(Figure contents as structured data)
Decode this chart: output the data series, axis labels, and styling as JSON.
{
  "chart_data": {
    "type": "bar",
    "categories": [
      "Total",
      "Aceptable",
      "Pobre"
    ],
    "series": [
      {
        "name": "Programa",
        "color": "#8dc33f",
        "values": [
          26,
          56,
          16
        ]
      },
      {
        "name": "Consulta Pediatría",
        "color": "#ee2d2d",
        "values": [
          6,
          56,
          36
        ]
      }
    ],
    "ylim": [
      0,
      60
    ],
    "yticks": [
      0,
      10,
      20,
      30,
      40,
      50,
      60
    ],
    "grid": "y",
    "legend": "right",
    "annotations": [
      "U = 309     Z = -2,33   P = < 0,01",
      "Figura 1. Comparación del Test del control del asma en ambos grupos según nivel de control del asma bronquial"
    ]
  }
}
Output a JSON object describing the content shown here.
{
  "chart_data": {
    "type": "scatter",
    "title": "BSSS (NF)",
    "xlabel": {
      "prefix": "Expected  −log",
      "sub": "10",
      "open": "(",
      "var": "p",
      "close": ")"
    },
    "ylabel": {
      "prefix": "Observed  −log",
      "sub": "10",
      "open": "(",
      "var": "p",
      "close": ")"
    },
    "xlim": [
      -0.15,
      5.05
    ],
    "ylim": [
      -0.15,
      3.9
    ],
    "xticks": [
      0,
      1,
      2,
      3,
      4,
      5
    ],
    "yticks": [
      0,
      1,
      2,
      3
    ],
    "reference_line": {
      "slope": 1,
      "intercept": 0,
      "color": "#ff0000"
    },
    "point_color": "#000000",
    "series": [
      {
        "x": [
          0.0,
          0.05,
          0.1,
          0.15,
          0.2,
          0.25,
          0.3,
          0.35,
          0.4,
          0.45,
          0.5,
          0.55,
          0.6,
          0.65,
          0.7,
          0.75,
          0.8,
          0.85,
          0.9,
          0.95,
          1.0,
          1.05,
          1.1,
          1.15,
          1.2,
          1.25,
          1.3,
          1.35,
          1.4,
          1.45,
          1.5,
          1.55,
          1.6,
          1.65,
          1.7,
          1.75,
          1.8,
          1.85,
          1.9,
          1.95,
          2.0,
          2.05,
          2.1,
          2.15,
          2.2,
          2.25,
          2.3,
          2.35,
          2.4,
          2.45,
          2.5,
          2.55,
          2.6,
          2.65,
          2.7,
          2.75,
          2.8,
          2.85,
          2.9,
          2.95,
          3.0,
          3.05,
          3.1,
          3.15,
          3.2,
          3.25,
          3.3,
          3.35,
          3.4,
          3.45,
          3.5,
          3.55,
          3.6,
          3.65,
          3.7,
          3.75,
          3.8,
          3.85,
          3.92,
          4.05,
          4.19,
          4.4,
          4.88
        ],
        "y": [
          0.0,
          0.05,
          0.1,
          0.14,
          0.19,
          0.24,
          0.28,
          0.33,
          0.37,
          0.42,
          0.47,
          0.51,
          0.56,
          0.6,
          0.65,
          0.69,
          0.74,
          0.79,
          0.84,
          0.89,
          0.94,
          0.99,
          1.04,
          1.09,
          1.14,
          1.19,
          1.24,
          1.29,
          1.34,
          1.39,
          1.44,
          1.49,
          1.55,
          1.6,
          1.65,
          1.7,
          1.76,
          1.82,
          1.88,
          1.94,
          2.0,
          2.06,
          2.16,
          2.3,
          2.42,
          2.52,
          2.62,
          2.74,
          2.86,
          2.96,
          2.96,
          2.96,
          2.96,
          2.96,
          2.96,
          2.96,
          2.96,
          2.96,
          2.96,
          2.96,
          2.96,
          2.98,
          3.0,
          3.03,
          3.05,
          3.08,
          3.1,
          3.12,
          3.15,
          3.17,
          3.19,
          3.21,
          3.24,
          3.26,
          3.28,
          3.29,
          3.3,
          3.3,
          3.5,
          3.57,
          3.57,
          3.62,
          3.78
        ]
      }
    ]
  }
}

**Problem details**. Set down every line of the listing above again, exactly as given.

**Response to this task**.
Decode this chart: output the data series, axis labels, and styling as JSON.
{
  "chart_data": {
    "type": "bar",
    "categories": [
      "Total",
      "Aceptable",
      "Pobre"
    ],
    "series": [
      {
        "name": "Programa",
        "color": "#8dc33f",
        "values": [
          26,
          56,
          16
        ]
      },
      {
        "name": "Consulta Pediatría",
        "color": "#ee2d2d",
        "values": [
          6,
          56,
          36
        ]
      }
    ],
    "ylim": [
      0,
      60
    ],
    "yticks": [
      0,
      10,
      20,
      30,
      40,
      50,
      60
    ],
    "grid": "y",
    "legend": "right",
    "annotations": [
      "U = 309     Z = -2,33   P = < 0,01",
      "Figura 1. Comparación del Test del control del asma en ambos grupos según nivel de control del asma bronquial"
    ]
  }
}
Output a JSON object describing the content shown here.
{
  "chart_data": {
    "type": "scatter",
    "title": "BSSS (NF)",
    "xlabel": {
      "prefix": "Expected  −log",
      "sub": "10",
      "open": "(",
      "var": "p",
      "close": ")"
    },
    "ylabel": {
      "prefix": "Observed  −log",
      "sub": "10",
      "open": "(",
      "var": "p",
      "close": ")"
    },
    "xlim": [
      -0.15,
      5.05
    ],
    "ylim": [
      -0.15,
      3.9
    ],
    "xticks": [
      0,
      1,
      2,
      3,
      4,
      5
    ],
    "yticks": [
      0,
      1,
      2,
      3
    ],
    "reference_line": {
      "slope": 1,
      "intercept": 0,
      "color": "#ff0000"
    },
    "point_color": "#000000",
    "series": [
      {
        "x": [
          0.0,
          0.05,
          0.1,
          0.15,
          0.2,
          0.25,
          0.3,
          0.35,
          0.4,
          0.45,
          0.5,
          0.55,
          0.6,
          0.65,
          0.7,
          0.75,
          0.8,
          0.85,
          0.9,
          0.95,
          1.0,
          1.05,
          1.1,
          1.15,
          1.2,
          1.25,
          1.3,
          1.35,
          1.4,
          1.45,
          1.5,
          1.55,
          1.6,
          1.65,
          1.7,
          1.75,
          1.8,
          1.85,
          1.9,
          1.95,
          2.0,
          2.05,
          2.1,
          2.15,
          2.2,
          2.25,
          2.3,
          2.35,
          2.4,
          2.45,
          2.5,
          2.55,
          2.6,
          2.65,
          2.7,
          2.75,
          2.8,
          2.85,
          2.9,
          2.95,
          3.0,
          3.05,
          3.1,
          3.15,
          3.2,
          3.25,
          3.3,
          3.35,
          3.4,
          3.45,
          3.5,
          3.55,
          3.6,
          3.65,
          3.7,
          3.75,
          3.8,
          3.85,
          3.92,
          4.05,
          4.19,
          4.4,
          4.88
        ],
        "y": [
          0.0,
          0.05,
          0.1,
          0.14,
          0.19,
          0.24,
          0.28,
          0.33,
          0.37,
          0.42,
          0.47,
          0.51,
          0.56,
          0.6,
          0.65,
          0.69,
          0.74,
          0.79,
          0.84,
          0.89,
          0.94,
          0.99,
          1.04,
          1.09,
          1.14,
          1.19,
          1.24,
          1.29,
          1.34,
          1.39,
          1.44,
          1.49,
          1.55,
          1.6,
          1.65,
          1.7,
          1.76,
          1.82,
          1.88,
          1.94,
          2.0,
          2.06,
          2.16,
          2.3,
          2.42,
          2.52,
          2.62,
          2.74,
          2.86,
          2.96,
          2.96,
          2.96,
          2.96,
          2.96,
          2.96,
          2.96,
          2.96,
          2.96,
          2.96,
          2.96,
          2.96,
          2.98,
          3.0,
          3.03,
          3.05,
          3.08,
          3.1,
          3.12,
          3.15,
          3.17,
          3.19,
          3.21,
          3.24,
          3.26,
          3.28,
          3.29,
          3.3,
          3.3,
          3.5,
          3.57,
          3.57,
          3.62,
          3.78
        ]
      }
    ]
  }
}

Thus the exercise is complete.